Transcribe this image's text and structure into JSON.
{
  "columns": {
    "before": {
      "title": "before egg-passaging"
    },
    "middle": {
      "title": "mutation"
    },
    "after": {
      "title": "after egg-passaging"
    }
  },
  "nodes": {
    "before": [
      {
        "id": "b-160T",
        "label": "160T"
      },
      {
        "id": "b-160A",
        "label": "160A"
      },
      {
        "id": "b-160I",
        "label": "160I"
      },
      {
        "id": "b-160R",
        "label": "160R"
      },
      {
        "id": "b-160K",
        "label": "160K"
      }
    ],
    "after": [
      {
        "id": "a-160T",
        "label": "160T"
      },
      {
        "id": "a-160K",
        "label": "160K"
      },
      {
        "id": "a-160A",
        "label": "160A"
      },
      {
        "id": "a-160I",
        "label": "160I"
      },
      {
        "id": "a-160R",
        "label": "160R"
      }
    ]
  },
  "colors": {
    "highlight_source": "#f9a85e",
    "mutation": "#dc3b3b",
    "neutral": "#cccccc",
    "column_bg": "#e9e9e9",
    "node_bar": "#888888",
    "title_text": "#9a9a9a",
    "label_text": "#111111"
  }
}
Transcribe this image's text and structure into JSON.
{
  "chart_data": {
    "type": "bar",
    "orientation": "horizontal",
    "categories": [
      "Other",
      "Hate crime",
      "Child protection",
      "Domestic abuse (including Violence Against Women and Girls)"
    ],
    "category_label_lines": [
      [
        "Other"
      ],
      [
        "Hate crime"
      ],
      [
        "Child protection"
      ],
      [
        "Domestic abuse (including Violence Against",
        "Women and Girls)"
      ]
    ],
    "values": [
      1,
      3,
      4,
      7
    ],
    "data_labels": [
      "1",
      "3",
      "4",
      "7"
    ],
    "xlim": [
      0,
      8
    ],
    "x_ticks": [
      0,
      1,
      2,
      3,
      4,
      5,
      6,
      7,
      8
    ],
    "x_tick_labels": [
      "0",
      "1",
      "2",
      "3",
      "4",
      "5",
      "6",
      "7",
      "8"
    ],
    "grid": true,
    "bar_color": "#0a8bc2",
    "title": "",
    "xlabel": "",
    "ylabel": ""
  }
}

┄┄┄┄┄┄┄┄┄┄

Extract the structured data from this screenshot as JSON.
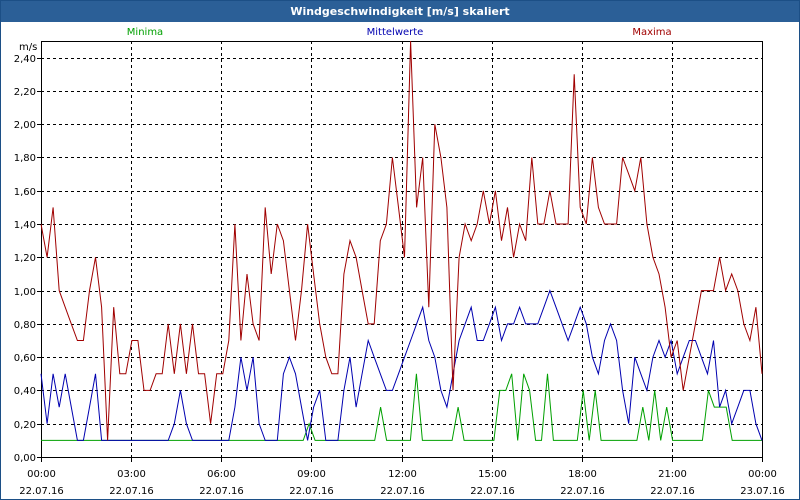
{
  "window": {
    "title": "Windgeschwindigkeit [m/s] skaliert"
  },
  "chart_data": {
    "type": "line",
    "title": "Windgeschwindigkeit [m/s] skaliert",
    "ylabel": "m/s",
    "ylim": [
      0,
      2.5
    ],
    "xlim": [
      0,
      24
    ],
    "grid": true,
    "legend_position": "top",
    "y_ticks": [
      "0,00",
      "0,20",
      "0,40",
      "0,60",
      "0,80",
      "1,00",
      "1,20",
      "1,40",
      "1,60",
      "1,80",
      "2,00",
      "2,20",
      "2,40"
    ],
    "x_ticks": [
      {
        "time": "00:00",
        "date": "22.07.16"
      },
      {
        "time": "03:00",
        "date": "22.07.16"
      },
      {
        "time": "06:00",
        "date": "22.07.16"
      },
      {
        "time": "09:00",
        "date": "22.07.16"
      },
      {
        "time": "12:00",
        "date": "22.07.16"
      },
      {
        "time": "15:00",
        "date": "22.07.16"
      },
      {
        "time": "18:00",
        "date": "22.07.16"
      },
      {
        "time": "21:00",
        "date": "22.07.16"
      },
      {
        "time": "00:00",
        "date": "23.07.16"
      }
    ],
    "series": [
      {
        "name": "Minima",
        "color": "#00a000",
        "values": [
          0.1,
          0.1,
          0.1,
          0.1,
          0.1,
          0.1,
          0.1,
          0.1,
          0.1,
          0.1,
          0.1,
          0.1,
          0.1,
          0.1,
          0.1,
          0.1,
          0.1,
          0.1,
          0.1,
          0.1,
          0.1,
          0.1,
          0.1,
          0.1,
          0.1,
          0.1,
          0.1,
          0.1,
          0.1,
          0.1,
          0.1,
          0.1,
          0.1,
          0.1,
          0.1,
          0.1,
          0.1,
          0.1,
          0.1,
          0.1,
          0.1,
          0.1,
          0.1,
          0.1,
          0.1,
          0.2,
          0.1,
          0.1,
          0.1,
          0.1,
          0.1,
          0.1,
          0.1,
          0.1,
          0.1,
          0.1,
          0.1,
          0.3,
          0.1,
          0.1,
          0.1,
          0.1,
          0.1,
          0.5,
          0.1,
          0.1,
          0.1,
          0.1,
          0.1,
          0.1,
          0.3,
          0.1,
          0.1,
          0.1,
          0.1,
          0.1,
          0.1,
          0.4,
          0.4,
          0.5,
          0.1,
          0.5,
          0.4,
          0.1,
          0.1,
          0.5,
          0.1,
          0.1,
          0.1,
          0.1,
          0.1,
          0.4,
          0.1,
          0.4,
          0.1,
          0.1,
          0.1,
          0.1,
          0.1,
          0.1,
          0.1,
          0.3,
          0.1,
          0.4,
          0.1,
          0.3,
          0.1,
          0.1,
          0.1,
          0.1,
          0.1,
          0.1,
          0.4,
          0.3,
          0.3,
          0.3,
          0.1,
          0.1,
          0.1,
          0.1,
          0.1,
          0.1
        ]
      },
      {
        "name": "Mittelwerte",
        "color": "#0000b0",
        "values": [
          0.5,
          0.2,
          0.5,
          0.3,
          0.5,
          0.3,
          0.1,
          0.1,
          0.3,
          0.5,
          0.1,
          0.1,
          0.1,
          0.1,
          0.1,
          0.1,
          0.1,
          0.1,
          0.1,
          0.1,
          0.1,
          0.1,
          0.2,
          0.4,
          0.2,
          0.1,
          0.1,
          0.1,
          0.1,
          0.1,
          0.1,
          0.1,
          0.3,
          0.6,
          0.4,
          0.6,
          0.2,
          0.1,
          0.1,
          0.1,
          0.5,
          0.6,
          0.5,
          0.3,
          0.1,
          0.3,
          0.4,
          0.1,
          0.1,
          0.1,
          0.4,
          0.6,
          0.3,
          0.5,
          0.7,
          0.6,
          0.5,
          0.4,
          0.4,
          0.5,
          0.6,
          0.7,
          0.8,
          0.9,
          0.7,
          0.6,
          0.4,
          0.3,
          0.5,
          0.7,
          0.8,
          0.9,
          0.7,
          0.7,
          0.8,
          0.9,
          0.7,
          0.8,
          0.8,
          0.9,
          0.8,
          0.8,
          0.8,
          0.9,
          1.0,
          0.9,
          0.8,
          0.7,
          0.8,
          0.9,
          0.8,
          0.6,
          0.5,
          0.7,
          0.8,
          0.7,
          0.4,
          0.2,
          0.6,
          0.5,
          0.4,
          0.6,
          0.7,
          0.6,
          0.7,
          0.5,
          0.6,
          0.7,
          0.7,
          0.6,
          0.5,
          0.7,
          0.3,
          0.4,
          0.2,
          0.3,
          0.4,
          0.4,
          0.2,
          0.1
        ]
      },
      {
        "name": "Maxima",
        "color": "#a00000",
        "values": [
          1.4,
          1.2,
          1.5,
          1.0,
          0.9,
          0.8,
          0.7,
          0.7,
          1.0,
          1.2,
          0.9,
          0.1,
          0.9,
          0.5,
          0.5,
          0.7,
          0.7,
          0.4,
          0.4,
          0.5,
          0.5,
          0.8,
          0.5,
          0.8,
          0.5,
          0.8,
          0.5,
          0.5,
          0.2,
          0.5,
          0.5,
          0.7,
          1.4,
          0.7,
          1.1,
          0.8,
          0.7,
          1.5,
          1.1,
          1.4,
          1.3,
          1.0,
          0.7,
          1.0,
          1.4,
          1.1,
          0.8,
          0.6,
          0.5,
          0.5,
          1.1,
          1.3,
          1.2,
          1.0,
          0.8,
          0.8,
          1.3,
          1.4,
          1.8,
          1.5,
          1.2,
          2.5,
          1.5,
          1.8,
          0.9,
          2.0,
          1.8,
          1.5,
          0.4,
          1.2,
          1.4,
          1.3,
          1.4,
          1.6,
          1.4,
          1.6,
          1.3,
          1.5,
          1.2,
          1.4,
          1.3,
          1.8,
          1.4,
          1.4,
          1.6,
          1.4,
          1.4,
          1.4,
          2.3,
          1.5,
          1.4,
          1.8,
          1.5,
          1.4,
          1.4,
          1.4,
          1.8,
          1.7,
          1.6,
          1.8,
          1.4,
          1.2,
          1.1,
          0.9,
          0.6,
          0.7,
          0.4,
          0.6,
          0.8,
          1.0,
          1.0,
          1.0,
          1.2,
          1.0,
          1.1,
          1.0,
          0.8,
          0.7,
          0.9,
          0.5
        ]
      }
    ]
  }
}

┄┄┄┄┄┄┄┄┄┄

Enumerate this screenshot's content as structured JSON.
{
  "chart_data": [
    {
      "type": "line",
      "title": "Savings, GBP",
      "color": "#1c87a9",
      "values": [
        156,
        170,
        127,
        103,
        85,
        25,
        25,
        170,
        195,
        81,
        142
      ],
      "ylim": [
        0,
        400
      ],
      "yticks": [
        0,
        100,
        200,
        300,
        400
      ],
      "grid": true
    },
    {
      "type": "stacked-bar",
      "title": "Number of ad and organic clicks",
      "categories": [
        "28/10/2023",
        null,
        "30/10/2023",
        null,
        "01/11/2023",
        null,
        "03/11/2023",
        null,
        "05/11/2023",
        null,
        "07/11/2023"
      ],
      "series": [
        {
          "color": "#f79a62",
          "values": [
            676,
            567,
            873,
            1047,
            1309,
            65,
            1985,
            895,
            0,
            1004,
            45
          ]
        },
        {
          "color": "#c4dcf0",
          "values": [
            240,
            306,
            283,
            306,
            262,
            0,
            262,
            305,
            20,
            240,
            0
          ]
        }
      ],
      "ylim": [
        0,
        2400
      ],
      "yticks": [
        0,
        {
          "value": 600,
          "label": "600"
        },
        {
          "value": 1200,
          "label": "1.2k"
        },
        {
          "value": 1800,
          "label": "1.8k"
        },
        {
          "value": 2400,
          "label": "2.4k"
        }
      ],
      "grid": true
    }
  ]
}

┄┄┄┄┄┄┄┄┄┄

Pick every line with "Domestic" in it and copy it.

      "Domestic abuse (including Violence Against Women and Girls)"
        "Domestic abuse (including Violence Against",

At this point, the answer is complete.